**TASK STATEMENT**
Run through the records and show each line that includes the string "registered".

Excerpts from a figure dataset:
# # # # #

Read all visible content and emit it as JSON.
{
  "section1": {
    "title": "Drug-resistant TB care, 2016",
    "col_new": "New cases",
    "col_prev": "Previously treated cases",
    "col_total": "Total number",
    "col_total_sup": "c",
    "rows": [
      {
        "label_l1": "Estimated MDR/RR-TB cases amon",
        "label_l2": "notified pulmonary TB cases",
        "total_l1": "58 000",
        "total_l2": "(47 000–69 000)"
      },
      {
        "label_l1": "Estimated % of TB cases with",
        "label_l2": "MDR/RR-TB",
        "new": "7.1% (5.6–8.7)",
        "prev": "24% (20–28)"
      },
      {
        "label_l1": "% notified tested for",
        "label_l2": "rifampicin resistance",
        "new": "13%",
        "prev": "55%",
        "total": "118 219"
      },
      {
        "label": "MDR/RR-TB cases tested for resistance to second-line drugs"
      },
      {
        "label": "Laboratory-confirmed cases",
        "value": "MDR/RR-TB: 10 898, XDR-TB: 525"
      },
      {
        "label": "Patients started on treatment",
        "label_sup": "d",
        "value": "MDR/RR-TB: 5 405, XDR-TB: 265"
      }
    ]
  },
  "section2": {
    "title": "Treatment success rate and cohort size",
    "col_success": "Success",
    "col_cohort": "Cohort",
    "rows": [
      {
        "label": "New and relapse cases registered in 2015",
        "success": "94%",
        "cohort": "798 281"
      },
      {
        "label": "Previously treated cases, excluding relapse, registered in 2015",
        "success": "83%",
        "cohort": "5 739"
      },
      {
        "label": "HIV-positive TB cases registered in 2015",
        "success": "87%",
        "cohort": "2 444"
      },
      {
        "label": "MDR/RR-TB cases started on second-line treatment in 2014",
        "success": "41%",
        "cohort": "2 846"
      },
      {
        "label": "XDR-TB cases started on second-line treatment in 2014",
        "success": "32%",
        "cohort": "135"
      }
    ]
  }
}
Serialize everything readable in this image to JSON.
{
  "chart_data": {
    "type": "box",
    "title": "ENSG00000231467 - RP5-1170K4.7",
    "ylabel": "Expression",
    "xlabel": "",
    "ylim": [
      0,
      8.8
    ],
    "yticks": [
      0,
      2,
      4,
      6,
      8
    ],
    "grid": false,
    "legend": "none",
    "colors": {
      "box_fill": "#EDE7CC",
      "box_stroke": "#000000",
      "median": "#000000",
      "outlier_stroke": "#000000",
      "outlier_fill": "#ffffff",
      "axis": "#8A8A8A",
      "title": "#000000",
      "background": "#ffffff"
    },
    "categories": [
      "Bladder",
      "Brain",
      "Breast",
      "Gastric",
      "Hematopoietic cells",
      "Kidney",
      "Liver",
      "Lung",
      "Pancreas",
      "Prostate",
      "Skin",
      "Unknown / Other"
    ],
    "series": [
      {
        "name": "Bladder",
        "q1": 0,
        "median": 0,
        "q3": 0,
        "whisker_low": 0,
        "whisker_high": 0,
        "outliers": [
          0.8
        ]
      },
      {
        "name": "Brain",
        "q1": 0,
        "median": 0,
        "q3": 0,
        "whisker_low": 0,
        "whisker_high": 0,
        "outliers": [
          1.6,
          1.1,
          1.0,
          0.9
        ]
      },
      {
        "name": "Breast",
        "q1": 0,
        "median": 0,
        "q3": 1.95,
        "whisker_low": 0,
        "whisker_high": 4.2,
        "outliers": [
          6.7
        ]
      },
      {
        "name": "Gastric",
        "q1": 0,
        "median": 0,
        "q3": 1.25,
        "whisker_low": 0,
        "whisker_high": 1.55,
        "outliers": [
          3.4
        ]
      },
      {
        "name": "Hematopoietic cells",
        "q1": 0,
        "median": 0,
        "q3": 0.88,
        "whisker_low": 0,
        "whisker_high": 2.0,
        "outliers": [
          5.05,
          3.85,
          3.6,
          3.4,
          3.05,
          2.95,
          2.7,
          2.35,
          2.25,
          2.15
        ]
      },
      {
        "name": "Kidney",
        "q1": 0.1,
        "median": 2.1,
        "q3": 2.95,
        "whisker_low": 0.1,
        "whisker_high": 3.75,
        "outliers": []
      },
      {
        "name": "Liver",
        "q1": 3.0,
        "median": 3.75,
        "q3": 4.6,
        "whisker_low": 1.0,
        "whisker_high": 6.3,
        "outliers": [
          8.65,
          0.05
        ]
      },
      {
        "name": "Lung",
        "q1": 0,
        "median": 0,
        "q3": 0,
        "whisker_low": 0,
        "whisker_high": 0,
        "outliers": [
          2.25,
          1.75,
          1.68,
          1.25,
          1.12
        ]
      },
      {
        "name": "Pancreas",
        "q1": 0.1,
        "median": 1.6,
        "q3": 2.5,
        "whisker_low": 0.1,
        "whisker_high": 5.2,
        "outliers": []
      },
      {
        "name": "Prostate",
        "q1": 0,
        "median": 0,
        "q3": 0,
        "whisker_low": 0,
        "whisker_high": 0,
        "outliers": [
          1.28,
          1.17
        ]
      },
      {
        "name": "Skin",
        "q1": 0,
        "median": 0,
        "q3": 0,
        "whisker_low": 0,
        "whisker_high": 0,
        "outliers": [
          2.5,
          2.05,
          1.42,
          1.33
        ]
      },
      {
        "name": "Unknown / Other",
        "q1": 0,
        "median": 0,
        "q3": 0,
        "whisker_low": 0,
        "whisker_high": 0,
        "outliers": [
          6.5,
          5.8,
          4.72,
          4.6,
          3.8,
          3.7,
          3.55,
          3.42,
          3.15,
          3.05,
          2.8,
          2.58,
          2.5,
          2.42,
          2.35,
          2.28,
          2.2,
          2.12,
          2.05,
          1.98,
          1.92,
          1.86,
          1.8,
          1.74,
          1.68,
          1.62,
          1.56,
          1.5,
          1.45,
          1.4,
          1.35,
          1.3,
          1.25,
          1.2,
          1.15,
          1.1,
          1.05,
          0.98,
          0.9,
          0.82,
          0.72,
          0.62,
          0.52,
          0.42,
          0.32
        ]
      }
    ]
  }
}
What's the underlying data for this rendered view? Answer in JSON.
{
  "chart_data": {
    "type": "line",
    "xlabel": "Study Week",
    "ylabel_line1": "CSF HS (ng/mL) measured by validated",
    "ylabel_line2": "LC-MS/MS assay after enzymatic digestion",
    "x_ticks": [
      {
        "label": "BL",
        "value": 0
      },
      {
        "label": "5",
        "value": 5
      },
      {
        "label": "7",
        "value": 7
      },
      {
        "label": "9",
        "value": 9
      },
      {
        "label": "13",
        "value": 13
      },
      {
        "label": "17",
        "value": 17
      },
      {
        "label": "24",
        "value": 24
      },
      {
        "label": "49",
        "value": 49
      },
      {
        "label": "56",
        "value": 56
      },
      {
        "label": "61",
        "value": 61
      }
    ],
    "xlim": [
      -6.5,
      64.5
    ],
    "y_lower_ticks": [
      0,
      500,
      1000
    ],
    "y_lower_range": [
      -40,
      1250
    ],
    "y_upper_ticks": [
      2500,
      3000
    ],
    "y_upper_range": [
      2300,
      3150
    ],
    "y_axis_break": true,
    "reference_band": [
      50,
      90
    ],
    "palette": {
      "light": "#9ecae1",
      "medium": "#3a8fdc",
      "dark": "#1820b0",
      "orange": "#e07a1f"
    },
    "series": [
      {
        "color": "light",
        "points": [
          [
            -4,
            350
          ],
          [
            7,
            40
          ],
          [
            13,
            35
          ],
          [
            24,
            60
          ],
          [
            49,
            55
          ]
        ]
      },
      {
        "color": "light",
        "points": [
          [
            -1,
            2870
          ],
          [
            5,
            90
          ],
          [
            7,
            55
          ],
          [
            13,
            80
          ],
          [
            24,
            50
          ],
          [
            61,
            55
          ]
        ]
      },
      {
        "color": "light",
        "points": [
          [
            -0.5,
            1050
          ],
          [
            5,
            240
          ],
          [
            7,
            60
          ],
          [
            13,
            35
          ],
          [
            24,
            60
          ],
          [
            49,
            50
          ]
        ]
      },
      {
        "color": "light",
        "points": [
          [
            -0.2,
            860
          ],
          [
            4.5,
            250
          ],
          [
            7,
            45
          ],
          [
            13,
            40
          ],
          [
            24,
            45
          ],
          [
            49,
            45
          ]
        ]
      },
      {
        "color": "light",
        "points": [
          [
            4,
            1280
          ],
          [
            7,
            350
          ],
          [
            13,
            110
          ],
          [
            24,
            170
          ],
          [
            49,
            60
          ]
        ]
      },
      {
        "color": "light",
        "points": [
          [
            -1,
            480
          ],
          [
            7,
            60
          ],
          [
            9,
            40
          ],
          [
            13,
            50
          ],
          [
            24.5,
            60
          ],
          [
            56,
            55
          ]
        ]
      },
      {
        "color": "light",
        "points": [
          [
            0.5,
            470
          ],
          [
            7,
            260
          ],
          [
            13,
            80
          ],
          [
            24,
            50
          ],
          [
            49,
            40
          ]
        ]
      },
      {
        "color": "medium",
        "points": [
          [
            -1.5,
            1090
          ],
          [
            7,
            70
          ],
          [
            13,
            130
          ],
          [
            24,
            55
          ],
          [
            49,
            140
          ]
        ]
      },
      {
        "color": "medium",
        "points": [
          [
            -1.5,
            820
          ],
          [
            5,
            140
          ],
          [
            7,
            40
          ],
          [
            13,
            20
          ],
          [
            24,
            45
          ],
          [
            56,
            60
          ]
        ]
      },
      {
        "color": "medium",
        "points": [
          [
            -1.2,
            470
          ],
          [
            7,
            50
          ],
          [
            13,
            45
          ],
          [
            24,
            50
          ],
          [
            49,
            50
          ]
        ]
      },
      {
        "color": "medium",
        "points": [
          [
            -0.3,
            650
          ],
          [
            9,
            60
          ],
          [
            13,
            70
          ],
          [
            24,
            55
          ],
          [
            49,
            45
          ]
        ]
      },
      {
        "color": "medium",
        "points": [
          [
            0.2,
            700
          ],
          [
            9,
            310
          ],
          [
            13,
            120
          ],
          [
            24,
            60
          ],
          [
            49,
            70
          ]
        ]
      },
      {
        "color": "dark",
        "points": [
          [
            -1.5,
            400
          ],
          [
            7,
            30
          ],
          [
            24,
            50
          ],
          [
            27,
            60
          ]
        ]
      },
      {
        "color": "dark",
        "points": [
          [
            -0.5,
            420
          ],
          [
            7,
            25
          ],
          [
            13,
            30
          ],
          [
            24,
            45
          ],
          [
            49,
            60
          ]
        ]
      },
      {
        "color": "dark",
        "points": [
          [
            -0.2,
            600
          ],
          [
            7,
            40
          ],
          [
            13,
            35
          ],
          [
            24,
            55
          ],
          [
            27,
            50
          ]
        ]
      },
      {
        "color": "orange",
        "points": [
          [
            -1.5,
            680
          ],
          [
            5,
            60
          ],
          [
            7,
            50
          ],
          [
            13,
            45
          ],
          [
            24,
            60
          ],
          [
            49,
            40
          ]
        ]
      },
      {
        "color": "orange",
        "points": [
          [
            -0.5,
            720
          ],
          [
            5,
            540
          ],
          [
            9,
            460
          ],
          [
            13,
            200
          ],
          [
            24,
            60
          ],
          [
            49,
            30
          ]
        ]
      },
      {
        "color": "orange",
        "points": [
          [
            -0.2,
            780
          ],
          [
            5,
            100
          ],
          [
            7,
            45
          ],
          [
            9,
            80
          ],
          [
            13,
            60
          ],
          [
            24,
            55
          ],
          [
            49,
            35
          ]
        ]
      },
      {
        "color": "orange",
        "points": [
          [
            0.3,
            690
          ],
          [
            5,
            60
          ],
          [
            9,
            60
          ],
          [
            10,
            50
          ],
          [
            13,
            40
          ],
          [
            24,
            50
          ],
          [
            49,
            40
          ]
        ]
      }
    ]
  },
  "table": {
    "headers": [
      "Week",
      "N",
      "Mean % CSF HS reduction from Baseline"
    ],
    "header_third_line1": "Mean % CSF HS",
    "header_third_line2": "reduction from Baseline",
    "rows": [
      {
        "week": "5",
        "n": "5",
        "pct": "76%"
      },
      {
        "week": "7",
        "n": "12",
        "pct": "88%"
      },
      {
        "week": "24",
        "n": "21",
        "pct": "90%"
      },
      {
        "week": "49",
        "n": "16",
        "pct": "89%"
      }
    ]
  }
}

# # # # #

**ANSWER BOX**
        "label": "New and relapse cases registered in 2015",
        "label": "Previously treated cases, excluding relapse, registered in 2015",
        "label": "HIV-positive TB cases registered in 2015",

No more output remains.